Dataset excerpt
-----
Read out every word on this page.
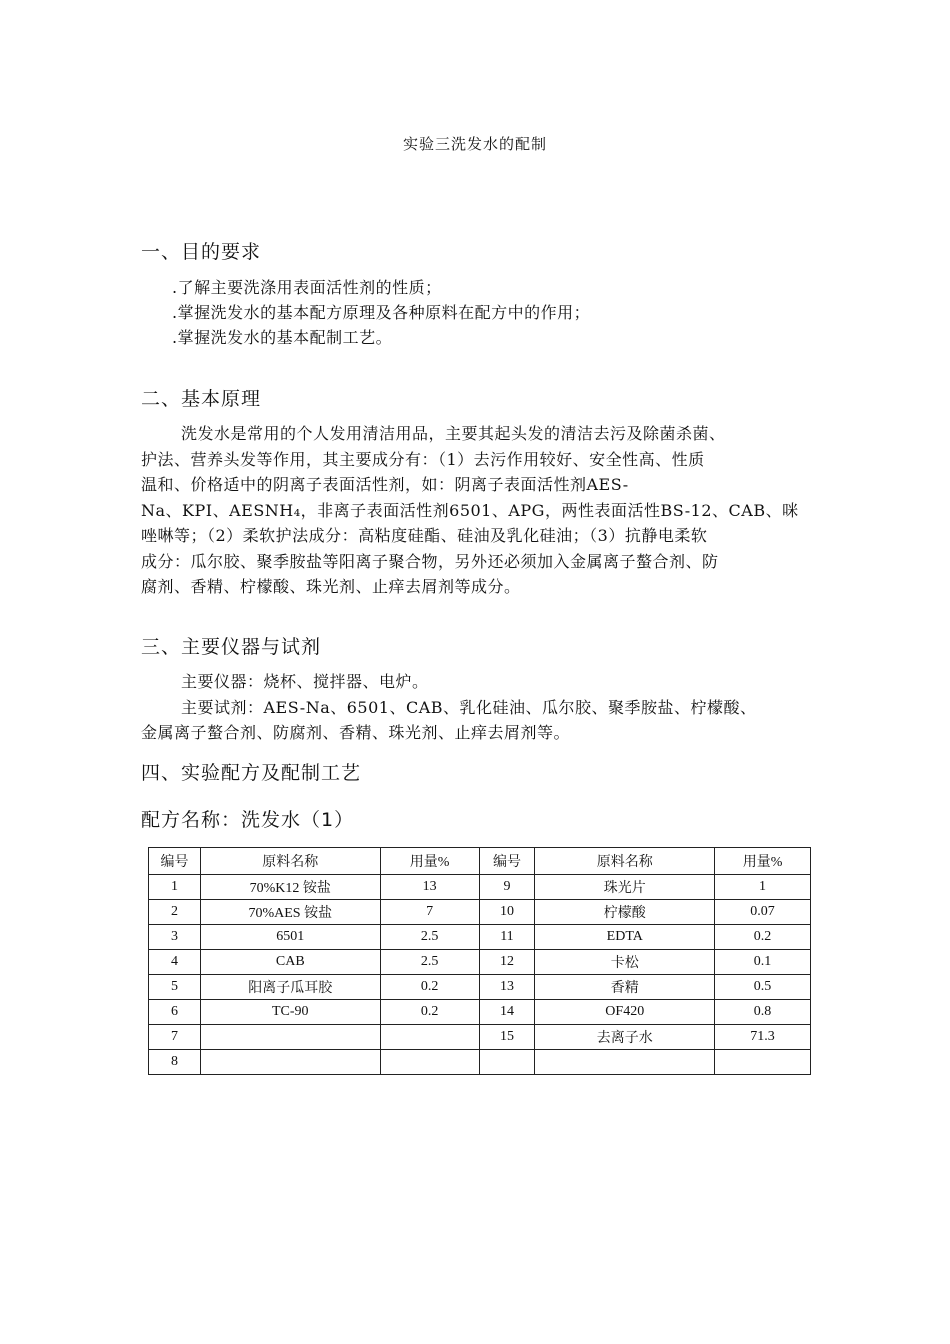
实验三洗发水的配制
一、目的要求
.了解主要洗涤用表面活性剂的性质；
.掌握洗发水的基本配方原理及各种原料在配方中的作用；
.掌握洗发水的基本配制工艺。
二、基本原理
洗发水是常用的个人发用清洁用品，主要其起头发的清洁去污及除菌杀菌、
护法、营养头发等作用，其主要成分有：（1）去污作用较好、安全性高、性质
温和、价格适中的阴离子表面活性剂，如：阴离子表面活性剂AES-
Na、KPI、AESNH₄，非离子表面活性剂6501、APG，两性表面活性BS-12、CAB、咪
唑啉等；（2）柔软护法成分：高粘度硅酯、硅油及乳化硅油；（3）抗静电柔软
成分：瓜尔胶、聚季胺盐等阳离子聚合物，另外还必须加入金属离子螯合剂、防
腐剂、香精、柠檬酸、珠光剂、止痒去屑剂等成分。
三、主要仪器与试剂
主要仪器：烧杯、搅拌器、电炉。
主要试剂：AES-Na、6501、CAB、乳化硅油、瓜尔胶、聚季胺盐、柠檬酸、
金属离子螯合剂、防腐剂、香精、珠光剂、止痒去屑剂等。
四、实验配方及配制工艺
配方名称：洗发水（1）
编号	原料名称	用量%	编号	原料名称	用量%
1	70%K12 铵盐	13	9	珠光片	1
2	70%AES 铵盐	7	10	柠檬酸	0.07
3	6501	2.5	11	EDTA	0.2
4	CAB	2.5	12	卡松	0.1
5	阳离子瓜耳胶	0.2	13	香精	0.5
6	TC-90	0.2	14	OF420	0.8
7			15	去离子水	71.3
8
-----
> _TASK DIRECTIONS_
Pictures excluded, quote all the data above exactly.

> _ANSWER_
Read out every word on this page.
实验三洗发水的配制
一、目的要求
.了解主要洗涤用表面活性剂的性质；
.掌握洗发水的基本配方原理及各种原料在配方中的作用；
.掌握洗发水的基本配制工艺。
二、基本原理
洗发水是常用的个人发用清洁用品，主要其起头发的清洁去污及除菌杀菌、
护法、营养头发等作用，其主要成分有：（1）去污作用较好、安全性高、性质
温和、价格适中的阴离子表面活性剂，如：阴离子表面活性剂AES-
Na、KPI、AESNH₄，非离子表面活性剂6501、APG，两性表面活性BS-12、CAB、咪
唑啉等；（2）柔软护法成分：高粘度硅酯、硅油及乳化硅油；（3）抗静电柔软
成分：瓜尔胶、聚季胺盐等阳离子聚合物，另外还必须加入金属离子螯合剂、防
腐剂、香精、柠檬酸、珠光剂、止痒去屑剂等成分。
三、主要仪器与试剂
主要仪器：烧杯、搅拌器、电炉。
主要试剂：AES-Na、6501、CAB、乳化硅油、瓜尔胶、聚季胺盐、柠檬酸、
金属离子螯合剂、防腐剂、香精、珠光剂、止痒去屑剂等。
四、实验配方及配制工艺
配方名称：洗发水（1）
编号	原料名称	用量%	编号	原料名称	用量%
1	70%K12 铵盐	13	9	珠光片	1
2	70%AES 铵盐	7	10	柠檬酸	0.07
3	6501	2.5	11	EDTA	0.2
4	CAB	2.5	12	卡松	0.1
5	阳离子瓜耳胶	0.2	13	香精	0.5
6	TC-90	0.2	14	OF420	0.8
7			15	去离子水	71.3
8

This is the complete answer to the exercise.